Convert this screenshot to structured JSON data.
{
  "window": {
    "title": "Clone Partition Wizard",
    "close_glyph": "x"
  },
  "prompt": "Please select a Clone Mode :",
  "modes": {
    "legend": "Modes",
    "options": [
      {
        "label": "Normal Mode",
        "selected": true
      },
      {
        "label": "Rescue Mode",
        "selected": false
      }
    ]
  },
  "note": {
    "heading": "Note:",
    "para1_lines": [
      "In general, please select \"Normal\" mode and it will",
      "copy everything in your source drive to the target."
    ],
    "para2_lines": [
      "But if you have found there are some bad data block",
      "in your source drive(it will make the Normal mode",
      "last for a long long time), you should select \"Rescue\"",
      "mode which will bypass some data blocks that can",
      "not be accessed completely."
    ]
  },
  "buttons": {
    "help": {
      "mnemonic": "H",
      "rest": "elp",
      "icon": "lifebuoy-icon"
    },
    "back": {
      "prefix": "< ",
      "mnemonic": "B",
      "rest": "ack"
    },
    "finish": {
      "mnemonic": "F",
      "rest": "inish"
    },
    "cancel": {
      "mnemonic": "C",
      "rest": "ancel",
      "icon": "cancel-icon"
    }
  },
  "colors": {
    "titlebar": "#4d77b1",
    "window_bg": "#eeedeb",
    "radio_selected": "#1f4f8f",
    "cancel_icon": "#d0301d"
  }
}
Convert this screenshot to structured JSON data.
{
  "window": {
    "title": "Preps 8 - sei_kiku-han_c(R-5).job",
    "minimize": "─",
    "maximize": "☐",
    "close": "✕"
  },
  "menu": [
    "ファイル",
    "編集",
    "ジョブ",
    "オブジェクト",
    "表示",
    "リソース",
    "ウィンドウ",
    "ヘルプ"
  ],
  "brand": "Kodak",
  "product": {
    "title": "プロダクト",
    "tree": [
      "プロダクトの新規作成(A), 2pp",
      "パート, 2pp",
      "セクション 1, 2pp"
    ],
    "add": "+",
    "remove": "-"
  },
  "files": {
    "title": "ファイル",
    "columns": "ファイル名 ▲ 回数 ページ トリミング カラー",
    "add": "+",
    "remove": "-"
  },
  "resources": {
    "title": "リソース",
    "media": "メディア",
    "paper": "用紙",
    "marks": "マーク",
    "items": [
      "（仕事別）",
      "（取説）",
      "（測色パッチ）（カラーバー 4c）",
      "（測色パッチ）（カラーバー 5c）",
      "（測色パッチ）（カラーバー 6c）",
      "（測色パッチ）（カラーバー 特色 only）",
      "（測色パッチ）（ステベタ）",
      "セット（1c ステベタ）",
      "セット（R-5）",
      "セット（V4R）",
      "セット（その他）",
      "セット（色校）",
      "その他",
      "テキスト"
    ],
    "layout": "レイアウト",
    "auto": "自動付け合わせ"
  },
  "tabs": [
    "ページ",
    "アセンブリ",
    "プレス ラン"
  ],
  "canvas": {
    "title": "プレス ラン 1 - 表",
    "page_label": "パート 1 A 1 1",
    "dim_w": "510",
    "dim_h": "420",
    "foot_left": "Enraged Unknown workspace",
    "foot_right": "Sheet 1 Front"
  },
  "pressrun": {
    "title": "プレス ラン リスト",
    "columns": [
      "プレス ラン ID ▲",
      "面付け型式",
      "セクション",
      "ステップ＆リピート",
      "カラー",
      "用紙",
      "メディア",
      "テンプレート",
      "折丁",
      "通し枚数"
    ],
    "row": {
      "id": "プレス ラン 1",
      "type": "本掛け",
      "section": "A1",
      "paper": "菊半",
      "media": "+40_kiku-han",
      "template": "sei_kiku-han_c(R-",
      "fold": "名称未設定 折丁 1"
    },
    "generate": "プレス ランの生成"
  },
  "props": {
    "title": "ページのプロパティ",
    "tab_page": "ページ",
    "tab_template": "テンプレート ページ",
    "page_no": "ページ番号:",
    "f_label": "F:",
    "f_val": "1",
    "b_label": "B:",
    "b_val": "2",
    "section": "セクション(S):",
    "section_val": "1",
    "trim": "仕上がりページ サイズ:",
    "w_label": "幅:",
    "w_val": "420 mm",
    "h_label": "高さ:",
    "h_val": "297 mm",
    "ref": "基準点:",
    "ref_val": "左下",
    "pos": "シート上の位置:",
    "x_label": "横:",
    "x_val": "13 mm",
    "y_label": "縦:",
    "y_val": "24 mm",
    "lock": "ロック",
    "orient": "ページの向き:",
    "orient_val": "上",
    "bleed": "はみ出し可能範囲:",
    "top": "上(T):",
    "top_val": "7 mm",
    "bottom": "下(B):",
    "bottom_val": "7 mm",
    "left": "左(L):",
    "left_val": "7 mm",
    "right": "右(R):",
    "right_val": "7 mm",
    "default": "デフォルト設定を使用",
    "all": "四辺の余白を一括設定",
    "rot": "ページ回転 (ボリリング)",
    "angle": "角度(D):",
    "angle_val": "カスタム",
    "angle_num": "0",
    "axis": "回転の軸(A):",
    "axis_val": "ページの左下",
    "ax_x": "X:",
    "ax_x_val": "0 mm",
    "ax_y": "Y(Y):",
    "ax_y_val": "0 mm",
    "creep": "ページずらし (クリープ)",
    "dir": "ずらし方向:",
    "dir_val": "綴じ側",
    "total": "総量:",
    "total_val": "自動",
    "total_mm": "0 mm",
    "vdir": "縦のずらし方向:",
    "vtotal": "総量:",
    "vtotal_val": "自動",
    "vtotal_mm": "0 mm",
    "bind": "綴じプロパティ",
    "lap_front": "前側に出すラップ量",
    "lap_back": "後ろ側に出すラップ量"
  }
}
┄┄┄┄┄┄
Written instruction
Filter the entries and copy out every line with the word "カラーバー".

Final result
      "（測色パッチ）（カラーバー 4c）",
      "（測色パッチ）（カラーバー 5c）",
      "（測色パッチ）（カラーバー 6c）",
      "（測色パッチ）（カラーバー 特色 only）",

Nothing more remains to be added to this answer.